* begin *

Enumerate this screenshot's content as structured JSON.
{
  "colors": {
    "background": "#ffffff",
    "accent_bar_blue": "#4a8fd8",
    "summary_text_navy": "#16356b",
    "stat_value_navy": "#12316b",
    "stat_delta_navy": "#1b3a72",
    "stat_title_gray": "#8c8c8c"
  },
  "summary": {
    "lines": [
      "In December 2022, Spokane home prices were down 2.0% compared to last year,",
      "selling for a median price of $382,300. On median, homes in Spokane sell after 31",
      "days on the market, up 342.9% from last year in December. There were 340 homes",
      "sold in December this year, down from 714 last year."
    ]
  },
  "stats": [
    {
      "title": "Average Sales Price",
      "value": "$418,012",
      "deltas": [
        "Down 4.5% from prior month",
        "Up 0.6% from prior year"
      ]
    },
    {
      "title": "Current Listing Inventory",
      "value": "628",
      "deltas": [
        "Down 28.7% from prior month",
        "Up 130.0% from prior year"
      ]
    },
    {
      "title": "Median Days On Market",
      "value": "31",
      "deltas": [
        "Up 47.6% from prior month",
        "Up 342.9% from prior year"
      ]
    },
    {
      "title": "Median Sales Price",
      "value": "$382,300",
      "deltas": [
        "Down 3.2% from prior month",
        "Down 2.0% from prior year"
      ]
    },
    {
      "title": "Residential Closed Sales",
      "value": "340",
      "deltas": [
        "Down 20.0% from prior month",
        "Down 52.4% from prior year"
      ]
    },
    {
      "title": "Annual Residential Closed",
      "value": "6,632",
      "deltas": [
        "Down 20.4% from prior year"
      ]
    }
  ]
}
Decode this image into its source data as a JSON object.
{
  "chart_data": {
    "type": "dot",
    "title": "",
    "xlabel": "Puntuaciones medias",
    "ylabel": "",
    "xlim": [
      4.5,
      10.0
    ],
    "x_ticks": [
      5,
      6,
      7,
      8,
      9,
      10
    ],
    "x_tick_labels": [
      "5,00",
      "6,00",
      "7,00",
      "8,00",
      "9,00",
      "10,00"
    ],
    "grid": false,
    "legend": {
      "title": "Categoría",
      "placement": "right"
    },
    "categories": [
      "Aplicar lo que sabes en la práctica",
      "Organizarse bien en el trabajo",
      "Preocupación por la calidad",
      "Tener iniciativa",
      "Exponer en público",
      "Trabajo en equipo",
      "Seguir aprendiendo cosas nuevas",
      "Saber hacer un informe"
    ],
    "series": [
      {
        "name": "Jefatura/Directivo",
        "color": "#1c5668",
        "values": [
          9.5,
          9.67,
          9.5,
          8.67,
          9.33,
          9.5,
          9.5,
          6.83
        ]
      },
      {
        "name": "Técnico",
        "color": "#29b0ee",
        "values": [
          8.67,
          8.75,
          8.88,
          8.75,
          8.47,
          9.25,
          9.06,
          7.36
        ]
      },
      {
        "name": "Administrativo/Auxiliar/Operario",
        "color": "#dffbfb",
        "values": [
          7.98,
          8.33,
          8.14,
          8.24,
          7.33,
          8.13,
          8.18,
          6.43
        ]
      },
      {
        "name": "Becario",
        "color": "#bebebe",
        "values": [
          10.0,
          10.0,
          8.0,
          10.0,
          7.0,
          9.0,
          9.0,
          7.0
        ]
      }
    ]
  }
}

* end *

**Stated exercise:**
Write out every record shown above, word for word.

**Final answer:**
Enumerate this screenshot's content as structured JSON.
{
  "colors": {
    "background": "#ffffff",
    "accent_bar_blue": "#4a8fd8",
    "summary_text_navy": "#16356b",
    "stat_value_navy": "#12316b",
    "stat_delta_navy": "#1b3a72",
    "stat_title_gray": "#8c8c8c"
  },
  "summary": {
    "lines": [
      "In December 2022, Spokane home prices were down 2.0% compared to last year,",
      "selling for a median price of $382,300. On median, homes in Spokane sell after 31",
      "days on the market, up 342.9% from last year in December. There were 340 homes",
      "sold in December this year, down from 714 last year."
    ]
  },
  "stats": [
    {
      "title": "Average Sales Price",
      "value": "$418,012",
      "deltas": [
        "Down 4.5% from prior month",
        "Up 0.6% from prior year"
      ]
    },
    {
      "title": "Current Listing Inventory",
      "value": "628",
      "deltas": [
        "Down 28.7% from prior month",
        "Up 130.0% from prior year"
      ]
    },
    {
      "title": "Median Days On Market",
      "value": "31",
      "deltas": [
        "Up 47.6% from prior month",
        "Up 342.9% from prior year"
      ]
    },
    {
      "title": "Median Sales Price",
      "value": "$382,300",
      "deltas": [
        "Down 3.2% from prior month",
        "Down 2.0% from prior year"
      ]
    },
    {
      "title": "Residential Closed Sales",
      "value": "340",
      "deltas": [
        "Down 20.0% from prior month",
        "Down 52.4% from prior year"
      ]
    },
    {
      "title": "Annual Residential Closed",
      "value": "6,632",
      "deltas": [
        "Down 20.4% from prior year"
      ]
    }
  ]
}
Decode this image into its source data as a JSON object.
{
  "chart_data": {
    "type": "dot",
    "title": "",
    "xlabel": "Puntuaciones medias",
    "ylabel": "",
    "xlim": [
      4.5,
      10.0
    ],
    "x_ticks": [
      5,
      6,
      7,
      8,
      9,
      10
    ],
    "x_tick_labels": [
      "5,00",
      "6,00",
      "7,00",
      "8,00",
      "9,00",
      "10,00"
    ],
    "grid": false,
    "legend": {
      "title": "Categoría",
      "placement": "right"
    },
    "categories": [
      "Aplicar lo que sabes en la práctica",
      "Organizarse bien en el trabajo",
      "Preocupación por la calidad",
      "Tener iniciativa",
      "Exponer en público",
      "Trabajo en equipo",
      "Seguir aprendiendo cosas nuevas",
      "Saber hacer un informe"
    ],
    "series": [
      {
        "name": "Jefatura/Directivo",
        "color": "#1c5668",
        "values": [
          9.5,
          9.67,
          9.5,
          8.67,
          9.33,
          9.5,
          9.5,
          6.83
        ]
      },
      {
        "name": "Técnico",
        "color": "#29b0ee",
        "values": [
          8.67,
          8.75,
          8.88,
          8.75,
          8.47,
          9.25,
          9.06,
          7.36
        ]
      },
      {
        "name": "Administrativo/Auxiliar/Operario",
        "color": "#dffbfb",
        "values": [
          7.98,
          8.33,
          8.14,
          8.24,
          7.33,
          8.13,
          8.18,
          6.43
        ]
      },
      {
        "name": "Becario",
        "color": "#bebebe",
        "values": [
          10.0,
          10.0,
          8.0,
          10.0,
          7.0,
          9.0,
          9.0,
          7.0
        ]
      }
    ]
  }
}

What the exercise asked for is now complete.